Given exercise:
Reply with one number: how many lines contain the word "this".

[Data entries for graphics]
* Begin *

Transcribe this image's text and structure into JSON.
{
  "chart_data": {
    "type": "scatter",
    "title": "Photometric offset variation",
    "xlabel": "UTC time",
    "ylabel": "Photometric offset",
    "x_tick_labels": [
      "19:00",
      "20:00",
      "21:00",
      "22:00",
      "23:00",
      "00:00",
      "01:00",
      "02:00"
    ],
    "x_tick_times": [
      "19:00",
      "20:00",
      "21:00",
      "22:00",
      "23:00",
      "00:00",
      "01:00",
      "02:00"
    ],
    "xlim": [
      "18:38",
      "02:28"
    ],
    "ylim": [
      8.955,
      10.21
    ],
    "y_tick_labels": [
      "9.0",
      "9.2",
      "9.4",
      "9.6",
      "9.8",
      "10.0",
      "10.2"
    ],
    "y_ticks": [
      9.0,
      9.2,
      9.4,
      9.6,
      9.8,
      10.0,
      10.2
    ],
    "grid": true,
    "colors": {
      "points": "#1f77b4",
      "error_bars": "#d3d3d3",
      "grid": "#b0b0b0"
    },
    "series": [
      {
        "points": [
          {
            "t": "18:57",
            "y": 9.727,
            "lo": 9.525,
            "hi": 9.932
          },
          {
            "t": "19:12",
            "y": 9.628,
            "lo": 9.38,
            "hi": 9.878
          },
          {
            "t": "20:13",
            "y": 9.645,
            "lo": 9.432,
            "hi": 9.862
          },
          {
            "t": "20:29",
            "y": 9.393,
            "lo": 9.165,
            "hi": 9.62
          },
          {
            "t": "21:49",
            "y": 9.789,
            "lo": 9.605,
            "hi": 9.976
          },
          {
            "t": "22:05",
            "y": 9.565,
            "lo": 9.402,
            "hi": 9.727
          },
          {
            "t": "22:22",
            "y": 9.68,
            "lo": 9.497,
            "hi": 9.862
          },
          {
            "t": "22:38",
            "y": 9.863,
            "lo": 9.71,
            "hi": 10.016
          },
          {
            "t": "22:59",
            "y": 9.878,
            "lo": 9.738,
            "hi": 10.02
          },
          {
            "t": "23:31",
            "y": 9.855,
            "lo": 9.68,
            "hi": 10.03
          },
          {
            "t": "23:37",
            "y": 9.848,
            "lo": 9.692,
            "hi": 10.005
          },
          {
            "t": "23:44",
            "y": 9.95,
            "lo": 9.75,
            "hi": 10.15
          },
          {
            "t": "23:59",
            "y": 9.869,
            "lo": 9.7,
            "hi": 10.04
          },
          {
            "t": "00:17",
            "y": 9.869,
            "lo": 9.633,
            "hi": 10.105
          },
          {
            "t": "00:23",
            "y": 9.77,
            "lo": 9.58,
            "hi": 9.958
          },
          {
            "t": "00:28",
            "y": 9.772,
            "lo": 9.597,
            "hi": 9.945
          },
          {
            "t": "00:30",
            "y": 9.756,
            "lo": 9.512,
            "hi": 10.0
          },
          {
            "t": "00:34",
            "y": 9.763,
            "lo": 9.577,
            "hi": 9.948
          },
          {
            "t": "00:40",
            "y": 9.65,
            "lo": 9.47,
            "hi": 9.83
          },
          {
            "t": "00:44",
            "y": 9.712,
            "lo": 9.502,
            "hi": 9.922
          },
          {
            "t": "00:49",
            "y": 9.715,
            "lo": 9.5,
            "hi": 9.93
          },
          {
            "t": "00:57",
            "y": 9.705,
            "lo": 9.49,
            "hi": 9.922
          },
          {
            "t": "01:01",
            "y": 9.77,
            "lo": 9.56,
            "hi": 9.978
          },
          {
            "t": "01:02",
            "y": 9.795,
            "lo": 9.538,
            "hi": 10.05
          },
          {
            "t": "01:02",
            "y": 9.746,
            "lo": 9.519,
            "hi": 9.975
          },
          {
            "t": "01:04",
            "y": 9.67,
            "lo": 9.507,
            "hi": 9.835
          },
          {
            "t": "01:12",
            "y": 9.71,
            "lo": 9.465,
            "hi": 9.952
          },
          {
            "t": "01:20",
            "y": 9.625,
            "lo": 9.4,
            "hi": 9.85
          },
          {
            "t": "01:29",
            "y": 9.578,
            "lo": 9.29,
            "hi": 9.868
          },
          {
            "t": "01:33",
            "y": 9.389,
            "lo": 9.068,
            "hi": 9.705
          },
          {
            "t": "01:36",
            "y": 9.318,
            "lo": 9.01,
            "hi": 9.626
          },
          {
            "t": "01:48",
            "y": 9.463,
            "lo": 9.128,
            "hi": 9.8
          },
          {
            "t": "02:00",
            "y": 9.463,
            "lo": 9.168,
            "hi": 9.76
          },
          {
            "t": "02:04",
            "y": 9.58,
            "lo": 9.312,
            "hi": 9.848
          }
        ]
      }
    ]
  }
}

* End *
* Begin *

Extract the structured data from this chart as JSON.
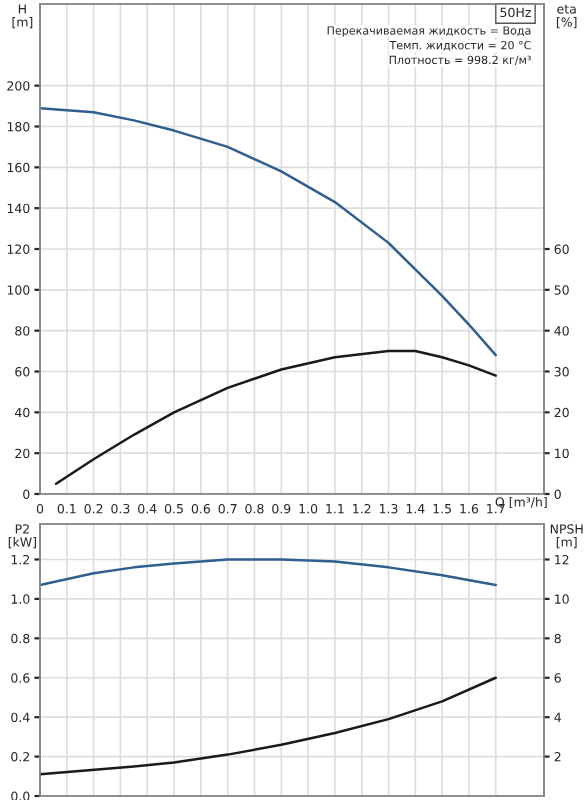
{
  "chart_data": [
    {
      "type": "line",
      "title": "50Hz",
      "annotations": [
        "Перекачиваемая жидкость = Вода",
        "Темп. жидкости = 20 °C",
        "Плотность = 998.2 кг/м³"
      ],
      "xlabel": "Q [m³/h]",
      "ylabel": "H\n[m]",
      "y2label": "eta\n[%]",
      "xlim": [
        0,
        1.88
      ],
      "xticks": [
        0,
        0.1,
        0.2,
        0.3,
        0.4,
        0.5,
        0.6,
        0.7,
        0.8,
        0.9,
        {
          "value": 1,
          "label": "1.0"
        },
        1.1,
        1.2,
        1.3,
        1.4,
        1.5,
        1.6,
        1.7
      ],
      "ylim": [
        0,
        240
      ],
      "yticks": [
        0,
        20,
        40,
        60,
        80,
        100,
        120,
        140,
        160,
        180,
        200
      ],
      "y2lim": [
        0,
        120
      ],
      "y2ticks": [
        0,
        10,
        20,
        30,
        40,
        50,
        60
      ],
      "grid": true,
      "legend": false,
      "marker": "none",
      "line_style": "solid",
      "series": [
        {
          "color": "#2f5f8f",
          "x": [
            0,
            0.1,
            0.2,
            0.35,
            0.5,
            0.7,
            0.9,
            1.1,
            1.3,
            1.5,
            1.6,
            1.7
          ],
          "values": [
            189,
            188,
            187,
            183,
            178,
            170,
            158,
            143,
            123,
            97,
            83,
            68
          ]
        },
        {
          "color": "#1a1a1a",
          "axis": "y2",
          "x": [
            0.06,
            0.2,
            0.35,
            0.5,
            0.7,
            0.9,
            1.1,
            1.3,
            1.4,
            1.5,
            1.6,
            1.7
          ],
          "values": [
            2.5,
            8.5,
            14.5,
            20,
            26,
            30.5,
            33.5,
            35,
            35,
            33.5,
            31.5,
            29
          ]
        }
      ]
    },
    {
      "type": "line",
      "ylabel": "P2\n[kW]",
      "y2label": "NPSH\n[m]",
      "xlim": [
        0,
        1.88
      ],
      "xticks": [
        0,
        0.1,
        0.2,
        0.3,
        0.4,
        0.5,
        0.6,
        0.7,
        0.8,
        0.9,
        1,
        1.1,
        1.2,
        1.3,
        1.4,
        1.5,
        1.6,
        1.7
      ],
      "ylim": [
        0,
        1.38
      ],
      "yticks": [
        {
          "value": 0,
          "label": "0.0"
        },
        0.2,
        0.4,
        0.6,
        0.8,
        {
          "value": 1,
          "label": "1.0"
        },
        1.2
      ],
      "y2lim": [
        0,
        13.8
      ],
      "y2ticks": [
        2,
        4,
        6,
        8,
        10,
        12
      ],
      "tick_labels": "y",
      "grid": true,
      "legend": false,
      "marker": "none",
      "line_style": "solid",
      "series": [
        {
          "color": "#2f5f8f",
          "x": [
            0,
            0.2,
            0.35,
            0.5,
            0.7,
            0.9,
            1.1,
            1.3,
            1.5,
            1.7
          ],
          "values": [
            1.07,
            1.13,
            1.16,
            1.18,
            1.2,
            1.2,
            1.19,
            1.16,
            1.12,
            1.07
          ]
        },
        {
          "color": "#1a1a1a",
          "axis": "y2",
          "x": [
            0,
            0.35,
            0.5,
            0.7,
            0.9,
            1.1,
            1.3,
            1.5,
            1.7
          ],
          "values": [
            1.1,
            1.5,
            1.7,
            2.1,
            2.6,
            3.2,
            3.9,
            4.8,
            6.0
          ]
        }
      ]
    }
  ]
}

* End *

Written solution:
2